(Data records)
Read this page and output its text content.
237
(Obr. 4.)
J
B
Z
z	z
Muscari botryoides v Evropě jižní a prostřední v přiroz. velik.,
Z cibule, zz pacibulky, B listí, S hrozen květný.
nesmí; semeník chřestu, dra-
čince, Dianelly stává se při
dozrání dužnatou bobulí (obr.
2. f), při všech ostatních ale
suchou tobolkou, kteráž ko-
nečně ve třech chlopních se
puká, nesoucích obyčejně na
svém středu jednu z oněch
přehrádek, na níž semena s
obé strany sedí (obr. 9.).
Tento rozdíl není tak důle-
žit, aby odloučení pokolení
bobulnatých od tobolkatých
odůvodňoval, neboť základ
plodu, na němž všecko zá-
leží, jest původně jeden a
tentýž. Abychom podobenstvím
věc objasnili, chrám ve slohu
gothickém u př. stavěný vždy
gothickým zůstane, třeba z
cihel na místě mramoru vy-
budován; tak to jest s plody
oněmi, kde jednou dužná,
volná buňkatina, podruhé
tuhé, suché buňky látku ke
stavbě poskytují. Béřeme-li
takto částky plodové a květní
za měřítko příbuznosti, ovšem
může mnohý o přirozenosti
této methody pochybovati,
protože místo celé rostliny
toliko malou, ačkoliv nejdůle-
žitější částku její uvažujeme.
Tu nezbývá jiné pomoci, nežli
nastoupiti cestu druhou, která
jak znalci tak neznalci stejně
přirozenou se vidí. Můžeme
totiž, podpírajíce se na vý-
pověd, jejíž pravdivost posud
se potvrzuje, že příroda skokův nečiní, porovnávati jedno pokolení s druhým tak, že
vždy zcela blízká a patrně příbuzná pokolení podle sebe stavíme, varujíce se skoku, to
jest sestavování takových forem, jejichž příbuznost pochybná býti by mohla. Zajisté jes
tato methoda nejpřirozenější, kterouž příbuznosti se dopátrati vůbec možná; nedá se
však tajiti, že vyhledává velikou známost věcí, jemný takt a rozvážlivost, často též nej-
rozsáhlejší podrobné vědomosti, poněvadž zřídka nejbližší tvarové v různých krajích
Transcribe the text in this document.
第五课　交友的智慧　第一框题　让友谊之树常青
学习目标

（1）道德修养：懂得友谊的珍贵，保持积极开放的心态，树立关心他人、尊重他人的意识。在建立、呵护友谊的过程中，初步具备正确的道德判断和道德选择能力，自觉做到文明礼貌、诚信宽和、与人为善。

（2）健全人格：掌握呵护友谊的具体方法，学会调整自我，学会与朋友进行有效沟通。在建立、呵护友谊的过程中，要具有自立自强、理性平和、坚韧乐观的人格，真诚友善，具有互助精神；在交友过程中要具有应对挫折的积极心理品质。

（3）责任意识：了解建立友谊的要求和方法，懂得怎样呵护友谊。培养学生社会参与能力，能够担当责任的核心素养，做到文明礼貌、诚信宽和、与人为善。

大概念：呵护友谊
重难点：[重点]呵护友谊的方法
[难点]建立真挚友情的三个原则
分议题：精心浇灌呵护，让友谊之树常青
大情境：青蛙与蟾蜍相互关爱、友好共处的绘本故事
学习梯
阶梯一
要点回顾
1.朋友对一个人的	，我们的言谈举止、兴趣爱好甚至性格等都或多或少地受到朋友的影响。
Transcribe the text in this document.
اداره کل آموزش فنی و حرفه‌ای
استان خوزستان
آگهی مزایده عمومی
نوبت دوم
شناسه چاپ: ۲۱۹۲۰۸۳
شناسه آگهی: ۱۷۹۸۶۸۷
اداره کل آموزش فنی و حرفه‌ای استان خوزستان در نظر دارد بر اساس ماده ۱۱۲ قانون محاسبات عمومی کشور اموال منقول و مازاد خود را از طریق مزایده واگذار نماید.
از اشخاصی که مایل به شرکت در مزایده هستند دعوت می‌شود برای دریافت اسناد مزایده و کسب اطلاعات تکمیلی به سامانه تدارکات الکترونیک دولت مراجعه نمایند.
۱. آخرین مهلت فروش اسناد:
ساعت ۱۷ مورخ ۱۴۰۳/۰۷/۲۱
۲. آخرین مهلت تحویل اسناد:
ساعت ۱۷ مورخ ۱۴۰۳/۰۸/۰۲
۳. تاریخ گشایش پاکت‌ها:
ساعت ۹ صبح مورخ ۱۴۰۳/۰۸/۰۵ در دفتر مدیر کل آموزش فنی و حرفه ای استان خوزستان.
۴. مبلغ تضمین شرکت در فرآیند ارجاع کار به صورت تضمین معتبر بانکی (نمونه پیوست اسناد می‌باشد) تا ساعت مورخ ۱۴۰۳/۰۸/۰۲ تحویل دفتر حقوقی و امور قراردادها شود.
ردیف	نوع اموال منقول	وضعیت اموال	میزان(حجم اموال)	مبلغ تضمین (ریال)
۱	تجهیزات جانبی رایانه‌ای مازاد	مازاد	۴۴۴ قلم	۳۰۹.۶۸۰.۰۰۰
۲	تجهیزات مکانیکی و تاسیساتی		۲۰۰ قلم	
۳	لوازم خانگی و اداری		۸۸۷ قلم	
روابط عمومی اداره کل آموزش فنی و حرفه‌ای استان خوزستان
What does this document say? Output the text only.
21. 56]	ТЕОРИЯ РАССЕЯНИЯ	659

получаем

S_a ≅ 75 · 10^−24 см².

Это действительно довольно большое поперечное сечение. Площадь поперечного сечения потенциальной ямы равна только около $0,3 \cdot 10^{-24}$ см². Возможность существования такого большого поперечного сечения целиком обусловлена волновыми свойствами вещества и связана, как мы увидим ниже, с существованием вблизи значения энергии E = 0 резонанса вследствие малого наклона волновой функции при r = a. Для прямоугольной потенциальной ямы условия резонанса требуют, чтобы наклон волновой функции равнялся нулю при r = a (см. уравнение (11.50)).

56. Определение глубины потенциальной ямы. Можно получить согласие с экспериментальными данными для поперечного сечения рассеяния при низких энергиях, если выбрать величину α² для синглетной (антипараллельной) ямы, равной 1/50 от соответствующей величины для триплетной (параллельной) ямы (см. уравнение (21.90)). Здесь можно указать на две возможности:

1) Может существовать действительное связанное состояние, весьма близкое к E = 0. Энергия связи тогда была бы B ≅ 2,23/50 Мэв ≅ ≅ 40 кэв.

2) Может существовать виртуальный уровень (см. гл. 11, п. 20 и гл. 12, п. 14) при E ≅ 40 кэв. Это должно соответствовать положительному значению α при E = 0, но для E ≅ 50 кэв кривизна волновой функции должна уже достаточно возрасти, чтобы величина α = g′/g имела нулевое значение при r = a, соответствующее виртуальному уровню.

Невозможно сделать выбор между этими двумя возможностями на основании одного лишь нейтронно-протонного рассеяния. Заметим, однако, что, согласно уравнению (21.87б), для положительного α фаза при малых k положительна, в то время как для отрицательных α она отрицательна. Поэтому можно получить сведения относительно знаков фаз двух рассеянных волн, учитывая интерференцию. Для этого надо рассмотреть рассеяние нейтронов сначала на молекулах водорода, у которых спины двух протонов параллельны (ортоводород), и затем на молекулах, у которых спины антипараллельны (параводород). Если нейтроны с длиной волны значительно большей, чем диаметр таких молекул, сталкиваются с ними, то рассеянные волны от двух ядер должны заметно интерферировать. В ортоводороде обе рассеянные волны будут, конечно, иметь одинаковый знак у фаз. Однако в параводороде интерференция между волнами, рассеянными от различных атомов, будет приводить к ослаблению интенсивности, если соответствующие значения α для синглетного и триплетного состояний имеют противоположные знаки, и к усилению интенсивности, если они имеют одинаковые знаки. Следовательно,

*Your goal*
Pull every line containing "منقول" from the material above.

*Task answer*
اداره کل آموزش فنی و حرفه‌ای استان خوزستان در نظر دارد بر اساس ماده ۱۱۲ قانون محاسبات عمومی کشور اموال منقول و مازاد خود را از طریق مزایده واگذار نماید.
ردیف	نوع اموال منقول	وضعیت اموال	میزان(حجم اموال)	مبلغ تضمین (ریال)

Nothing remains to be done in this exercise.